(AIM) Go through the listing and write out all of it exactly.

— BEGIN —

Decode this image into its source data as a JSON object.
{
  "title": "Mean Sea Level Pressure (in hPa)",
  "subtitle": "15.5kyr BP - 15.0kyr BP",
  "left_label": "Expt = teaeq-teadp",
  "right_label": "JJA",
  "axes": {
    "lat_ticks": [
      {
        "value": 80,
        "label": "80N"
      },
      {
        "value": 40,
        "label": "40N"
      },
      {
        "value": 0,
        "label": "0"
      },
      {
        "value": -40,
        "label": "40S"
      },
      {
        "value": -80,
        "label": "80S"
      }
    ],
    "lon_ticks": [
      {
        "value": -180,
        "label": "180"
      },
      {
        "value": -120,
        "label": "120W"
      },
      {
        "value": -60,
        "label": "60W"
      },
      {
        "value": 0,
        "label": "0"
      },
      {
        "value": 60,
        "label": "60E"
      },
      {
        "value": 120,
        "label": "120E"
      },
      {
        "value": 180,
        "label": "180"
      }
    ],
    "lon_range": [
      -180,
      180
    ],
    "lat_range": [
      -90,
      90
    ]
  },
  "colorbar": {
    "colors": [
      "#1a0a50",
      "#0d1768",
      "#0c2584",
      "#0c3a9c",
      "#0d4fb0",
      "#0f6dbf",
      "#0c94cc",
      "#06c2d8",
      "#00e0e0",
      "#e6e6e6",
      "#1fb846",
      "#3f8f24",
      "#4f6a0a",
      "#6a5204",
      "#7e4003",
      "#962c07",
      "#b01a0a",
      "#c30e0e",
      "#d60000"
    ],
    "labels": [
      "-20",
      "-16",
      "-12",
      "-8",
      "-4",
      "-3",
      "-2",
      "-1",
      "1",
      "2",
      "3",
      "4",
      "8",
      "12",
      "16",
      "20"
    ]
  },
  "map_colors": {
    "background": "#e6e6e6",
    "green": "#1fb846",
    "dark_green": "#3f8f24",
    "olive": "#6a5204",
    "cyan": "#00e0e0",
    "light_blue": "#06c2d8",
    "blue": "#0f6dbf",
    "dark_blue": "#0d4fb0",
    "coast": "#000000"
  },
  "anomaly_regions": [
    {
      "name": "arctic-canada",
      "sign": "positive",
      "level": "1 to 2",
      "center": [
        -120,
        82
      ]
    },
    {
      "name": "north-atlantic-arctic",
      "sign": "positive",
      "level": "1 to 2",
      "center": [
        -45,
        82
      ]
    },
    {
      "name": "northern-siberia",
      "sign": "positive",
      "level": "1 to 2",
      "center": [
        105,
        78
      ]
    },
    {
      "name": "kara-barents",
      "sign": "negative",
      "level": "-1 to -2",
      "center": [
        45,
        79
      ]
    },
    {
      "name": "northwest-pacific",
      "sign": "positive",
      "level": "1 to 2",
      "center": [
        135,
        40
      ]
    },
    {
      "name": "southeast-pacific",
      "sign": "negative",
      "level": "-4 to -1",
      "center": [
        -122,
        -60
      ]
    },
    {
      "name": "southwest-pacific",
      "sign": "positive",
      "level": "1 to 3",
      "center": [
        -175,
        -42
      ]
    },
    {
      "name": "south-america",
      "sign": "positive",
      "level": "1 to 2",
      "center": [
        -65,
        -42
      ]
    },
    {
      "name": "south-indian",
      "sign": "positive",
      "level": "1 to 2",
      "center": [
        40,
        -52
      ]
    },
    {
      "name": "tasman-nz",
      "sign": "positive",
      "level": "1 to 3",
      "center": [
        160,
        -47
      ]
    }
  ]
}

— END —

(FULL SOLUTION)
Decode this image into its source data as a JSON object.
{
  "title": "Mean Sea Level Pressure (in hPa)",
  "subtitle": "15.5kyr BP - 15.0kyr BP",
  "left_label": "Expt = teaeq-teadp",
  "right_label": "JJA",
  "axes": {
    "lat_ticks": [
      {
        "value": 80,
        "label": "80N"
      },
      {
        "value": 40,
        "label": "40N"
      },
      {
        "value": 0,
        "label": "0"
      },
      {
        "value": -40,
        "label": "40S"
      },
      {
        "value": -80,
        "label": "80S"
      }
    ],
    "lon_ticks": [
      {
        "value": -180,
        "label": "180"
      },
      {
        "value": -120,
        "label": "120W"
      },
      {
        "value": -60,
        "label": "60W"
      },
      {
        "value": 0,
        "label": "0"
      },
      {
        "value": 60,
        "label": "60E"
      },
      {
        "value": 120,
        "label": "120E"
      },
      {
        "value": 180,
        "label": "180"
      }
    ],
    "lon_range": [
      -180,
      180
    ],
    "lat_range": [
      -90,
      90
    ]
  },
  "colorbar": {
    "colors": [
      "#1a0a50",
      "#0d1768",
      "#0c2584",
      "#0c3a9c",
      "#0d4fb0",
      "#0f6dbf",
      "#0c94cc",
      "#06c2d8",
      "#00e0e0",
      "#e6e6e6",
      "#1fb846",
      "#3f8f24",
      "#4f6a0a",
      "#6a5204",
      "#7e4003",
      "#962c07",
      "#b01a0a",
      "#c30e0e",
      "#d60000"
    ],
    "labels": [
      "-20",
      "-16",
      "-12",
      "-8",
      "-4",
      "-3",
      "-2",
      "-1",
      "1",
      "2",
      "3",
      "4",
      "8",
      "12",
      "16",
      "20"
    ]
  },
  "map_colors": {
    "background": "#e6e6e6",
    "green": "#1fb846",
    "dark_green": "#3f8f24",
    "olive": "#6a5204",
    "cyan": "#00e0e0",
    "light_blue": "#06c2d8",
    "blue": "#0f6dbf",
    "dark_blue": "#0d4fb0",
    "coast": "#000000"
  },
  "anomaly_regions": [
    {
      "name": "arctic-canada",
      "sign": "positive",
      "level": "1 to 2",
      "center": [
        -120,
        82
      ]
    },
    {
      "name": "north-atlantic-arctic",
      "sign": "positive",
      "level": "1 to 2",
      "center": [
        -45,
        82
      ]
    },
    {
      "name": "northern-siberia",
      "sign": "positive",
      "level": "1 to 2",
      "center": [
        105,
        78
      ]
    },
    {
      "name": "kara-barents",
      "sign": "negative",
      "level": "-1 to -2",
      "center": [
        45,
        79
      ]
    },
    {
      "name": "northwest-pacific",
      "sign": "positive",
      "level": "1 to 2",
      "center": [
        135,
        40
      ]
    },
    {
      "name": "southeast-pacific",
      "sign": "negative",
      "level": "-4 to -1",
      "center": [
        -122,
        -60
      ]
    },
    {
      "name": "southwest-pacific",
      "sign": "positive",
      "level": "1 to 3",
      "center": [
        -175,
        -42
      ]
    },
    {
      "name": "south-america",
      "sign": "positive",
      "level": "1 to 2",
      "center": [
        -65,
        -42
      ]
    },
    {
      "name": "south-indian",
      "sign": "positive",
      "level": "1 to 2",
      "center": [
        40,
        -52
      ]
    },
    {
      "name": "tasman-nz",
      "sign": "positive",
      "level": "1 to 3",
      "center": [
        160,
        -47
      ]
    }
  ]
}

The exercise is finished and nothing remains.